-- What the task requires --
How many of the lines below include "JSON"? Give the number and no other words.

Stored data
⟨

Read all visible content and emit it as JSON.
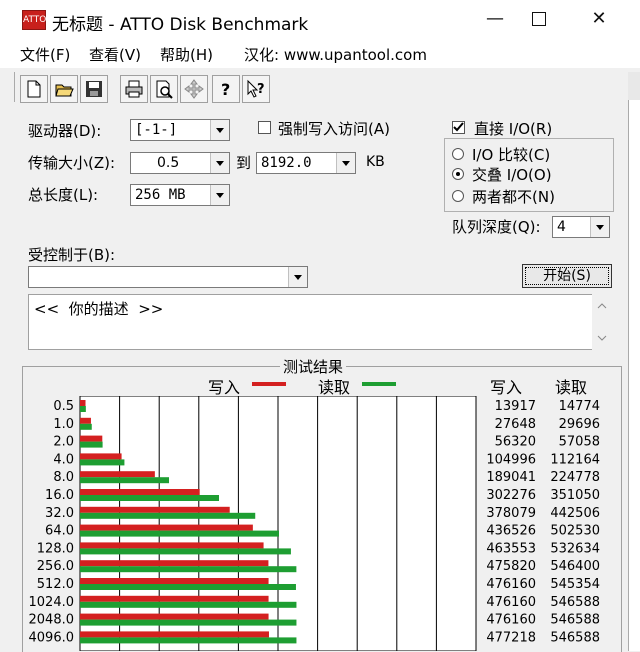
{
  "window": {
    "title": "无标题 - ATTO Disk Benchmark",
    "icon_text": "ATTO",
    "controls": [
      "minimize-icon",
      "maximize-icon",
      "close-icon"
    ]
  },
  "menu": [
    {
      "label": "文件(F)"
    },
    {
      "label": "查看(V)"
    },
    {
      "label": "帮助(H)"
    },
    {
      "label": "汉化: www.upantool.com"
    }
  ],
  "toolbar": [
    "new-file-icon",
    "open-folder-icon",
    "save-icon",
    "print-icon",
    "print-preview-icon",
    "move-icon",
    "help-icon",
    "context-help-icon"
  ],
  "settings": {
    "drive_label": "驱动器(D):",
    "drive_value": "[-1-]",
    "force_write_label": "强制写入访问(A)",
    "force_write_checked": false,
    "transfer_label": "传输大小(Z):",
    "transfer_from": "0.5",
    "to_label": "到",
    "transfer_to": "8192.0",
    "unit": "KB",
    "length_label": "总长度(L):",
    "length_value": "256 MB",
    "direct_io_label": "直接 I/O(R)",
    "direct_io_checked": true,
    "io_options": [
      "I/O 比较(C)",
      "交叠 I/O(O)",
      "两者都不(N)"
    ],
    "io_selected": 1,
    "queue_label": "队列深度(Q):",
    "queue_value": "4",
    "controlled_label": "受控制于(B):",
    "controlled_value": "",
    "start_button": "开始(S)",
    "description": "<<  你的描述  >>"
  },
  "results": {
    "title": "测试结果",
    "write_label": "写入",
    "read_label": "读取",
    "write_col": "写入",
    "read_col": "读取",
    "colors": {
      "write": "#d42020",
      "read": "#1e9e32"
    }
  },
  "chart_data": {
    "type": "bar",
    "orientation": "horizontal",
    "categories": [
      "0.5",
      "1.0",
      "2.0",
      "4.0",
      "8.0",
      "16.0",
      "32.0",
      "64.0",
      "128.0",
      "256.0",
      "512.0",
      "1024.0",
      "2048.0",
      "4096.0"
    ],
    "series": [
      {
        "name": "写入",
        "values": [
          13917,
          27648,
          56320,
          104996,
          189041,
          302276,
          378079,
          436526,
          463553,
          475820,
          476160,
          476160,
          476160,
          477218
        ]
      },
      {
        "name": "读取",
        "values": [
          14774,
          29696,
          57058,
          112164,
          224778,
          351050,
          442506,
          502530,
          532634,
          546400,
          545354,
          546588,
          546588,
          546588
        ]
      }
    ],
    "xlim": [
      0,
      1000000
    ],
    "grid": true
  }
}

⟩
⟨

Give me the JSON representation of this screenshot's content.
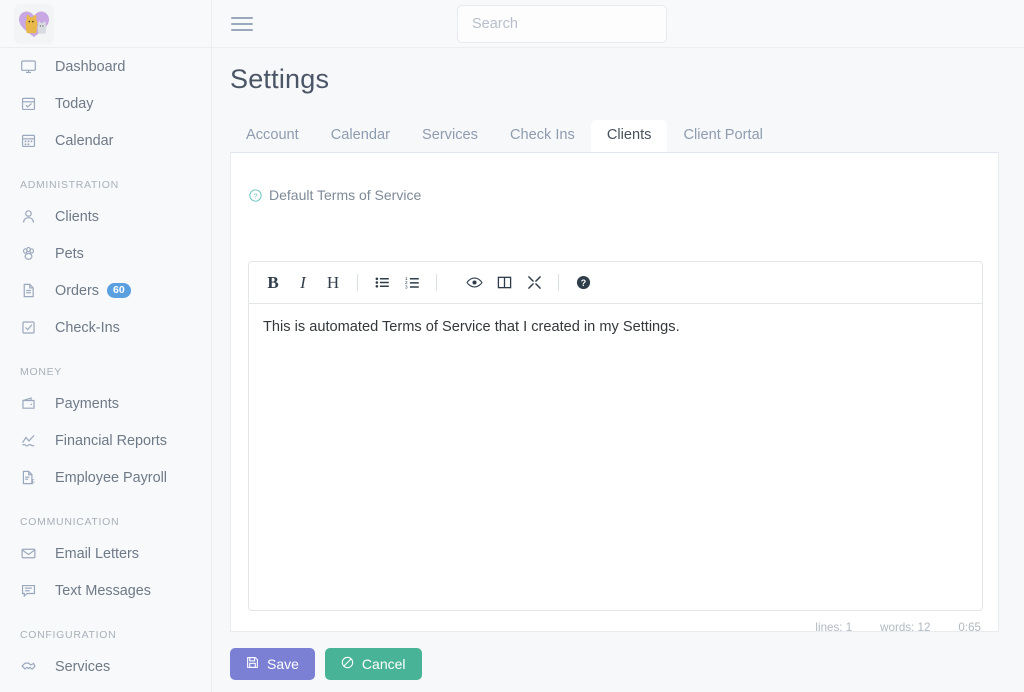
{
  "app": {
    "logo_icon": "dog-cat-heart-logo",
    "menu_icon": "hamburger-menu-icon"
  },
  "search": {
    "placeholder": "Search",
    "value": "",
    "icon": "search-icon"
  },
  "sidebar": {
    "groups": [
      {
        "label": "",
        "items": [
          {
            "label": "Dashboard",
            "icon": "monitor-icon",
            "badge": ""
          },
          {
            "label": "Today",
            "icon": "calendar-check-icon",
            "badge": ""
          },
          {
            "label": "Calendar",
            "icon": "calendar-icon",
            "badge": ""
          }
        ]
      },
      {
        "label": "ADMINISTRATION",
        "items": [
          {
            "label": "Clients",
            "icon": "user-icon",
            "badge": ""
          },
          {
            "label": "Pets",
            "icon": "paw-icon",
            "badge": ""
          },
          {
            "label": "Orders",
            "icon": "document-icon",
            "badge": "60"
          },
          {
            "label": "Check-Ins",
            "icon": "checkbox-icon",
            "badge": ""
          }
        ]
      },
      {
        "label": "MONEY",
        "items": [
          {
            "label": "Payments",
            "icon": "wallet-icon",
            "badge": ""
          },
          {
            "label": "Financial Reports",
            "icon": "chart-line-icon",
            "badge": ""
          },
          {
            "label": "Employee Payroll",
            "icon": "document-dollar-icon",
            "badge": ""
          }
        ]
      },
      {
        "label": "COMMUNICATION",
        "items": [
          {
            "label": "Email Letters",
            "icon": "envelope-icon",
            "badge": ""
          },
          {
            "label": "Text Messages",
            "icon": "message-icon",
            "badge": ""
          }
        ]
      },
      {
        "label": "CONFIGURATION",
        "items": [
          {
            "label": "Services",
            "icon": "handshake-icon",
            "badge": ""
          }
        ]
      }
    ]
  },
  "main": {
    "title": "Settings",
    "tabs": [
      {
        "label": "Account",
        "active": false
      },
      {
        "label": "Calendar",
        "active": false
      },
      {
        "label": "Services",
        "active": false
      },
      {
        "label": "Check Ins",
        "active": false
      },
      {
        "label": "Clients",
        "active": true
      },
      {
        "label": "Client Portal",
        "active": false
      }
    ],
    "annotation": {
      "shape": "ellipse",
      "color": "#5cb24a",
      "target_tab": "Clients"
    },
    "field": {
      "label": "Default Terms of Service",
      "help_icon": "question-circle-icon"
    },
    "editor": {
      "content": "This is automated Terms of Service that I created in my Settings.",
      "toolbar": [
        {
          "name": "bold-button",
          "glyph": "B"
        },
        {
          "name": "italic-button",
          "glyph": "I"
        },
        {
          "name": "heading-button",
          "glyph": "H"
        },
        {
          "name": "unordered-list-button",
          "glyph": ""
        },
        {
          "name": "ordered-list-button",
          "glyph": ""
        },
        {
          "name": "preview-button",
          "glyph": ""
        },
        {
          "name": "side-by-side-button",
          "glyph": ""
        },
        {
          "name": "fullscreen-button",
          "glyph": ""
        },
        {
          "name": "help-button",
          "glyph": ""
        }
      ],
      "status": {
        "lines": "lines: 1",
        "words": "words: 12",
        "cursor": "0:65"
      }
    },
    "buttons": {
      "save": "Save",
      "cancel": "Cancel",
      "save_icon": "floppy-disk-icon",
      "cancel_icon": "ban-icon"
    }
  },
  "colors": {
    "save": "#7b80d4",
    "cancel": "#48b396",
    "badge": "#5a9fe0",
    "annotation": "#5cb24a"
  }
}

⟩

-- Answer below --
2